WHAT THIS TASK INVOLVES
Every line below that includes "icon" counts toward the total. Report that total alone.

RECORDS FOR PROCESSING
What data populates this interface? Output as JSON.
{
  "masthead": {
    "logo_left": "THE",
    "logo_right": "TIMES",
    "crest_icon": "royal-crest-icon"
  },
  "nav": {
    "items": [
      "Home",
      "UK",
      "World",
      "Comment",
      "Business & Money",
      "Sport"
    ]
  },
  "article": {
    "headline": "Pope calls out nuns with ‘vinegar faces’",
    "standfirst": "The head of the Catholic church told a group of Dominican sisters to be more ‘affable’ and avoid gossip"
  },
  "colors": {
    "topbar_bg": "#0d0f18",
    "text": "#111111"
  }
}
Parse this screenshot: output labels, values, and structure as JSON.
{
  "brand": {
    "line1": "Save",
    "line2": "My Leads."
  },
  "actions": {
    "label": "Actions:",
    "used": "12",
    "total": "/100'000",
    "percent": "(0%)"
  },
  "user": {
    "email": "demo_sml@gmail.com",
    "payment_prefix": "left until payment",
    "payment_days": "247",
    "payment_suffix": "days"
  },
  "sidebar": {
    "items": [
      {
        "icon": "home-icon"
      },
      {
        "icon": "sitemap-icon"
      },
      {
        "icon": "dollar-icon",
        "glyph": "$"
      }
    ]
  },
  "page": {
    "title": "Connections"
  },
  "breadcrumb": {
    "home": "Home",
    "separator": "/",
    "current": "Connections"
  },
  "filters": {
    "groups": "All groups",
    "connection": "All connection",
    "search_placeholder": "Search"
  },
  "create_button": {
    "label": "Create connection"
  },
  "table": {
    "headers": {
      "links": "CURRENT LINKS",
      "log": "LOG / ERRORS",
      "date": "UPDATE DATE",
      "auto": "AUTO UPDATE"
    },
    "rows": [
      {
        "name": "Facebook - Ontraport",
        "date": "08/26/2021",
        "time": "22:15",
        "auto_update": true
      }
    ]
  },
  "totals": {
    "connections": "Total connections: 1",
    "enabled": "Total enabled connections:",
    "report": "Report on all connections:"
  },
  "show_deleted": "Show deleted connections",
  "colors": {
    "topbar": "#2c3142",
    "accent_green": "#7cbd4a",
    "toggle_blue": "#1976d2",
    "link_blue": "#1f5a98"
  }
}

FINAL RESULT
4